[Records]
BEGIN

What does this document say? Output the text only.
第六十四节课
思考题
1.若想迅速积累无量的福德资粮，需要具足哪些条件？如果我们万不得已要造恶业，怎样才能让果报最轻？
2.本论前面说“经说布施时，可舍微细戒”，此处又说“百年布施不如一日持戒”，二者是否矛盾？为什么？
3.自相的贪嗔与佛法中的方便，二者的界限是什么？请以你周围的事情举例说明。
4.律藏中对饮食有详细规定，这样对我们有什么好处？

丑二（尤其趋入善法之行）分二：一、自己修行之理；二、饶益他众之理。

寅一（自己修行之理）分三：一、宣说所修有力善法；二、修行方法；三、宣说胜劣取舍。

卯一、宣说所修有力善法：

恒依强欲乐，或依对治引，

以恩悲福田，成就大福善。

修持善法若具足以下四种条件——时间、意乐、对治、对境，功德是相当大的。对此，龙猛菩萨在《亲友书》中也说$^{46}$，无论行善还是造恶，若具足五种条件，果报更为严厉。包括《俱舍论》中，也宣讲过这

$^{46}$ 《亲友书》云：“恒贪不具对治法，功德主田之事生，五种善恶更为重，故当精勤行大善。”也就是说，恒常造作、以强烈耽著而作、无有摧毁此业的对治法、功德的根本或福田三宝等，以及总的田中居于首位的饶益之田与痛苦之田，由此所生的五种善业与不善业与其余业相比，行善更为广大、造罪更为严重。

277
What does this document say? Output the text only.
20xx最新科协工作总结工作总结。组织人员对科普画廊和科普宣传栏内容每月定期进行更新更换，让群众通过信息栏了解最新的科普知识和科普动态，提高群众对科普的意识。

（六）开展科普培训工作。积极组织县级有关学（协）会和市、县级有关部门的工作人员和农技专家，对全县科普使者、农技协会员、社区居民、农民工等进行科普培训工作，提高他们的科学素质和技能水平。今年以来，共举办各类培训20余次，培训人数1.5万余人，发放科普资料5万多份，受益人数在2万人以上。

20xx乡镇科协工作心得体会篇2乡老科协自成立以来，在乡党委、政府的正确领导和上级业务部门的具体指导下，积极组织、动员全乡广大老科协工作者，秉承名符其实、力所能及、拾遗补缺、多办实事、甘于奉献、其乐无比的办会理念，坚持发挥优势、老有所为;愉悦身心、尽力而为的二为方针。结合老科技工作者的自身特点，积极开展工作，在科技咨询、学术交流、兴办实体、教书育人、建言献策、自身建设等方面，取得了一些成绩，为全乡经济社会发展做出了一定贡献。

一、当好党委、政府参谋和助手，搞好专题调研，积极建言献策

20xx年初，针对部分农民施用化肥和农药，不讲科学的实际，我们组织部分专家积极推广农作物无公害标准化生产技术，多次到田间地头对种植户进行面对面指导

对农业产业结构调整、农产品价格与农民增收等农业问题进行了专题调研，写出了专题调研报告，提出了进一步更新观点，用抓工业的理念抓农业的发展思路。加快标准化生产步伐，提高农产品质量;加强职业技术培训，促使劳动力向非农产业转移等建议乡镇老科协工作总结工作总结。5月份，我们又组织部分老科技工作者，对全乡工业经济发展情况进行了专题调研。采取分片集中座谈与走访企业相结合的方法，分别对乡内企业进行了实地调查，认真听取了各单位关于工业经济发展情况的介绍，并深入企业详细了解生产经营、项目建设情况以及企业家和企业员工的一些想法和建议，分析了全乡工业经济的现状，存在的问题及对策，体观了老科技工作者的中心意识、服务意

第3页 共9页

END

The task:
Identify how many lines in the entries above include the string "宣说所修有力善法", then state that number alone.

Solution to the problem:
2